#### RECORDS TO PROCESS
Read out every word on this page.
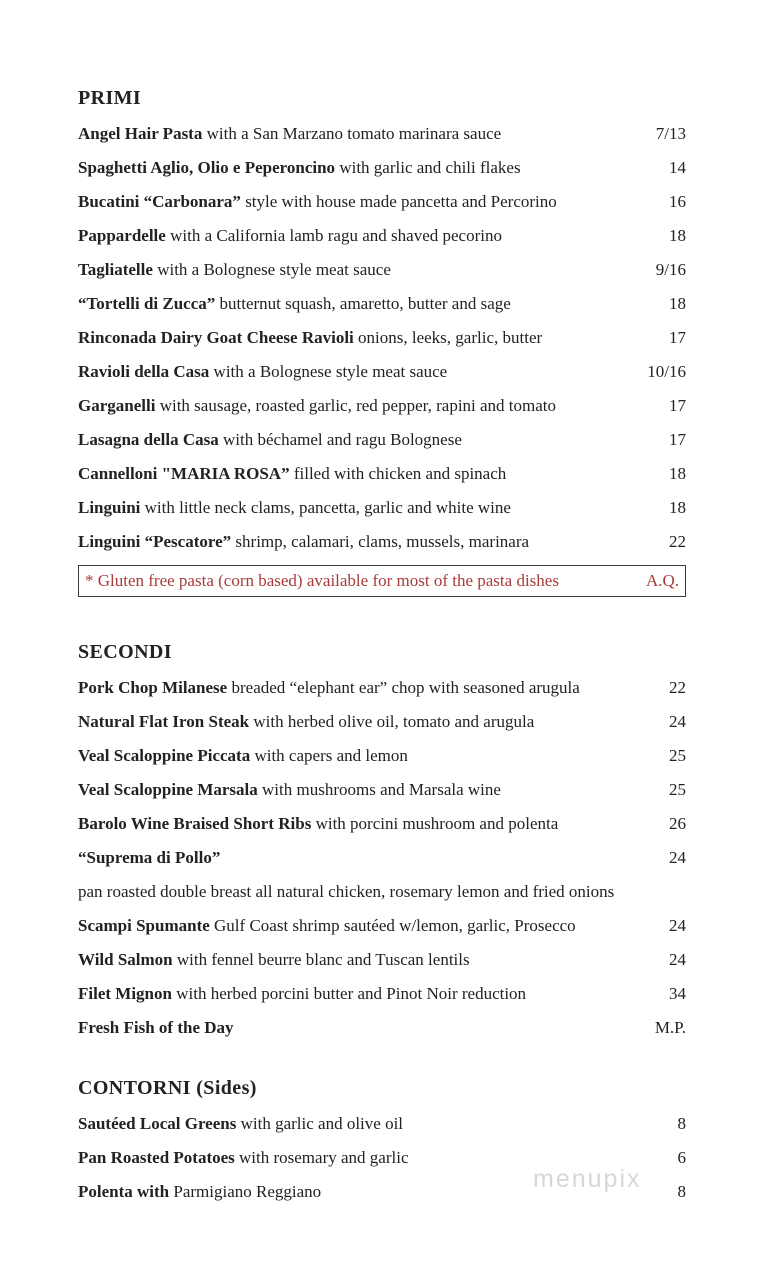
PRIMI
Angel Hair Pasta with a San Marzano tomato marinara sauce	7/13
Spaghetti Aglio, Olio e Peperoncino with garlic and chili flakes	14
Bucatini “Carbonara” style with house made pancetta and Percorino	16
Pappardelle with a California lamb ragu and shaved pecorino	18
Tagliatelle with a Bolognese style meat sauce	9/16
“Tortelli di Zucca” butternut squash, amaretto, butter and sage	18
Rinconada Dairy Goat Cheese Ravioli onions, leeks, garlic, butter	17
Ravioli della Casa with a Bolognese style meat sauce	10/16
Garganelli with sausage, roasted garlic, red pepper, rapini and tomato	17
Lasagna della Casa with béchamel and ragu Bolognese	17
Cannelloni "MARIA ROSA” filled with chicken and spinach	18
Linguini with little neck clams, pancetta, garlic and white wine	18
Linguini “Pescatore” shrimp, calamari, clams, mussels, marinara	22
* Gluten free pasta (corn based) available for most of the pasta dishes	A.Q.
SECONDI
Pork Chop Milanese breaded “elephant ear” chop with seasoned arugula	22
Natural Flat Iron Steak with herbed olive oil, tomato and arugula	24
Veal Scaloppine Piccata with capers and lemon	25
Veal Scaloppine Marsala with mushrooms and Marsala wine	25
Barolo Wine Braised Short Ribs with porcini mushroom and polenta	26
“Suprema di Pollo”	24
pan roasted double breast all natural chicken, rosemary lemon and fried onions
Scampi Spumante Gulf Coast shrimp sautéed w/lemon, garlic, Prosecco	24
Wild Salmon with fennel beurre blanc and Tuscan lentils	24
Filet Mignon with herbed porcini butter and Pinot Noir reduction	34
Fresh Fish of the Day	M.P.
CONTORNI (Sides)
Sautéed Local Greens with garlic and olive oil	8
Pan Roasted Potatoes with rosemary and garlic	6
Polenta with Parmigiano Reggiano	8
menupix
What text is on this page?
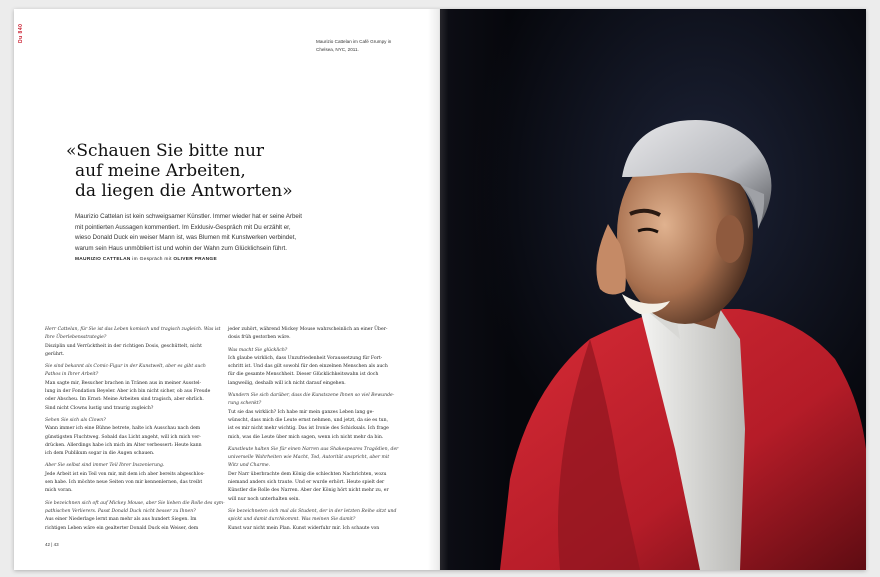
Du 840
«Schauen Sie bitte nur
auf meine Arbeiten,
da liegen die Antworten»
Maurizio Cattelan ist kein schweigsamer Künstler. Immer wieder hat er seine Arbeit
mit pointierten Aussagen kommentiert. Im Exklusiv-Gespräch mit Du erzählt er,
wieso Donald Duck ein weiser Mann ist, was Blumen mit Kunstwerken verbindet,
warum sein Haus unmöbliert ist und wohin der Wahn zum Glücklichsein führt.
MAURIZIO CATTELAN im Gespräch mit OLIVER PRANGE
Herr Cattelan, für Sie ist das Leben komisch und tragisch zugleich. Was ist
Ihre Überlebensstrategie?
Disziplin und Verrücktheit in der richtigen Dosis, geschüttelt, nicht
gerührt.
Sie sind bekannt als Comic-Figur in der Kunstwelt, aber es gibt auch
Pathos in Ihrer Arbeit?
Man sagte mir, Besucher brachen in Tränen aus in meiner Ausstel-
lung in der Fondation Beyeler. Aber ich bin nicht sicher, ob aus Freude
oder Abscheu. Im Ernst: Meine Arbeiten sind tragisch, aber ehrlich.
Sind nicht Clowns lustig und traurig zugleich?
Sehen Sie sich als Clown?
Wann immer ich eine Bühne betrete, halte ich Ausschau nach dem
günstigsten Fluchtweg. Sobald das Licht angeht, will ich mich ver-
drücken. Allerdings habe ich mich im Alter verbessert: Heute kann
ich dem Publikum sogar in die Augen schauen.
Aber Sie selbst sind immer Teil Ihrer Inszenierung.
Jede Arbeit ist ein Teil von mir, mit dem ich aber bereits abgeschlos-
sen habe. Ich möchte neue Seiten von mir kennenlernen, das treibt
mich voran.
Sie bezeichnen sich oft auf Mickey Mouse, aber Sie lieben die Rolle des sym-
pathischen Verlierers. Passt Donald Duck nicht besser zu Ihnen?
Aus einer Niederlage lernt man mehr als aus hundert Siegen. Im
richtigen Leben wäre ein gealterter Donald Duck ein Weiser, dem
jeder zuhört, während Mickey Mouse wahrscheinlich an einer Über-
dosis früh gestorben wäre.
Was macht Sie glücklich?
Ich glaube wirklich, dass Unzufriedenheit Voraussetzung für Fort-
schritt ist. Und das gilt sowohl für den einzelnen Menschen als auch
für die gesamte Menschheit. Dieser Glücklichkeitswahn ist doch
langweilig, deshalb will ich nicht darauf eingehen.
Wundern Sie sich darüber, dass die Kunstszene Ihnen so viel Bewunde-
rung schenkt?
Tut sie das wirklich? Ich habe mir mein ganzes Leben lang ge-
wünscht, dass mich die Leute ernst nehmen, und jetzt, da sie es tun,
ist es mir nicht mehr wichtig. Das ist Ironie des Schicksals. Ich frage
mich, was die Leute über mich sagen, wenn ich nicht mehr da bin.
Kunstleute halten Sie für einen Narren aus Shakespeares Tragödien, der
universelle Wahrheiten wie Macht, Tod, Autorität anspricht, aber mit
Witz und Charme.
Der Narr überbrachte dem König die schlechten Nachrichten, wozu
niemand anders sich traute. Und er wurde erhört. Heute spielt der
Künstler die Rolle des Narren. Aber der König hört nicht mehr zu, er
will nur noch unterhalten sein.
Sie bezeichneten sich mal als Student, der in der letzten Reihe sitzt und
spickt und damit durchkommt. Was meinen Sie damit?
Kunst war nicht mein Plan. Kunst widerfuhr mir. Ich schaute von
42 | 43
Maurizio Cattelan im Café Grumpy in
Chelsea, NYC, 2011.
########
# [WRITTEN PROBLEM]
Leave out all pictures, then copy the remaining material exactly.

# [REPLY]
Read out every word on this page.
PRIMI
Angel Hair Pasta with a San Marzano tomato marinara sauce	7/13
Spaghetti Aglio, Olio e Peperoncino with garlic and chili flakes	14
Bucatini “Carbonara” style with house made pancetta and Percorino	16
Pappardelle with a California lamb ragu and shaved pecorino	18
Tagliatelle with a Bolognese style meat sauce	9/16
“Tortelli di Zucca” butternut squash, amaretto, butter and sage	18
Rinconada Dairy Goat Cheese Ravioli onions, leeks, garlic, butter	17
Ravioli della Casa with a Bolognese style meat sauce	10/16
Garganelli with sausage, roasted garlic, red pepper, rapini and tomato	17
Lasagna della Casa with béchamel and ragu Bolognese	17
Cannelloni "MARIA ROSA” filled with chicken and spinach	18
Linguini with little neck clams, pancetta, garlic and white wine	18
Linguini “Pescatore” shrimp, calamari, clams, mussels, marinara	22
* Gluten free pasta (corn based) available for most of the pasta dishes	A.Q.
SECONDI
Pork Chop Milanese breaded “elephant ear” chop with seasoned arugula	22
Natural Flat Iron Steak with herbed olive oil, tomato and arugula	24
Veal Scaloppine Piccata with capers and lemon	25
Veal Scaloppine Marsala with mushrooms and Marsala wine	25
Barolo Wine Braised Short Ribs with porcini mushroom and polenta	26
“Suprema di Pollo”	24
pan roasted double breast all natural chicken, rosemary lemon and fried onions
Scampi Spumante Gulf Coast shrimp sautéed w/lemon, garlic, Prosecco	24
Wild Salmon with fennel beurre blanc and Tuscan lentils	24
Filet Mignon with herbed porcini butter and Pinot Noir reduction	34
Fresh Fish of the Day	M.P.
CONTORNI (Sides)
Sautéed Local Greens with garlic and olive oil	8
Pan Roasted Potatoes with rosemary and garlic	6
Polenta with Parmigiano Reggiano	8
menupix
What text is on this page?
Du 840
«Schauen Sie bitte nur
auf meine Arbeiten,
da liegen die Antworten»
Maurizio Cattelan ist kein schweigsamer Künstler. Immer wieder hat er seine Arbeit
mit pointierten Aussagen kommentiert. Im Exklusiv-Gespräch mit Du erzählt er,
wieso Donald Duck ein weiser Mann ist, was Blumen mit Kunstwerken verbindet,
warum sein Haus unmöbliert ist und wohin der Wahn zum Glücklichsein führt.
MAURIZIO CATTELAN im Gespräch mit OLIVER PRANGE
Herr Cattelan, für Sie ist das Leben komisch und tragisch zugleich. Was ist
Ihre Überlebensstrategie?
Disziplin und Verrücktheit in der richtigen Dosis, geschüttelt, nicht
gerührt.
Sie sind bekannt als Comic-Figur in der Kunstwelt, aber es gibt auch
Pathos in Ihrer Arbeit?
Man sagte mir, Besucher brachen in Tränen aus in meiner Ausstel-
lung in der Fondation Beyeler. Aber ich bin nicht sicher, ob aus Freude
oder Abscheu. Im Ernst: Meine Arbeiten sind tragisch, aber ehrlich.
Sind nicht Clowns lustig und traurig zugleich?
Sehen Sie sich als Clown?
Wann immer ich eine Bühne betrete, halte ich Ausschau nach dem
günstigsten Fluchtweg. Sobald das Licht angeht, will ich mich ver-
drücken. Allerdings habe ich mich im Alter verbessert: Heute kann
ich dem Publikum sogar in die Augen schauen.
Aber Sie selbst sind immer Teil Ihrer Inszenierung.
Jede Arbeit ist ein Teil von mir, mit dem ich aber bereits abgeschlos-
sen habe. Ich möchte neue Seiten von mir kennenlernen, das treibt
mich voran.
Sie bezeichnen sich oft auf Mickey Mouse, aber Sie lieben die Rolle des sym-
pathischen Verlierers. Passt Donald Duck nicht besser zu Ihnen?
Aus einer Niederlage lernt man mehr als aus hundert Siegen. Im
richtigen Leben wäre ein gealterter Donald Duck ein Weiser, dem
jeder zuhört, während Mickey Mouse wahrscheinlich an einer Über-
dosis früh gestorben wäre.
Was macht Sie glücklich?
Ich glaube wirklich, dass Unzufriedenheit Voraussetzung für Fort-
schritt ist. Und das gilt sowohl für den einzelnen Menschen als auch
für die gesamte Menschheit. Dieser Glücklichkeitswahn ist doch
langweilig, deshalb will ich nicht darauf eingehen.
Wundern Sie sich darüber, dass die Kunstszene Ihnen so viel Bewunde-
rung schenkt?
Tut sie das wirklich? Ich habe mir mein ganzes Leben lang ge-
wünscht, dass mich die Leute ernst nehmen, und jetzt, da sie es tun,
ist es mir nicht mehr wichtig. Das ist Ironie des Schicksals. Ich frage
mich, was die Leute über mich sagen, wenn ich nicht mehr da bin.
Kunstleute halten Sie für einen Narren aus Shakespeares Tragödien, der
universelle Wahrheiten wie Macht, Tod, Autorität anspricht, aber mit
Witz und Charme.
Der Narr überbrachte dem König die schlechten Nachrichten, wozu
niemand anders sich traute. Und er wurde erhört. Heute spielt der
Künstler die Rolle des Narren. Aber der König hört nicht mehr zu, er
will nur noch unterhalten sein.
Sie bezeichneten sich mal als Student, der in der letzten Reihe sitzt und
spickt und damit durchkommt. Was meinen Sie damit?
Kunst war nicht mein Plan. Kunst widerfuhr mir. Ich schaute von
42 | 43
Maurizio Cattelan im Café Grumpy in
Chelsea, NYC, 2011.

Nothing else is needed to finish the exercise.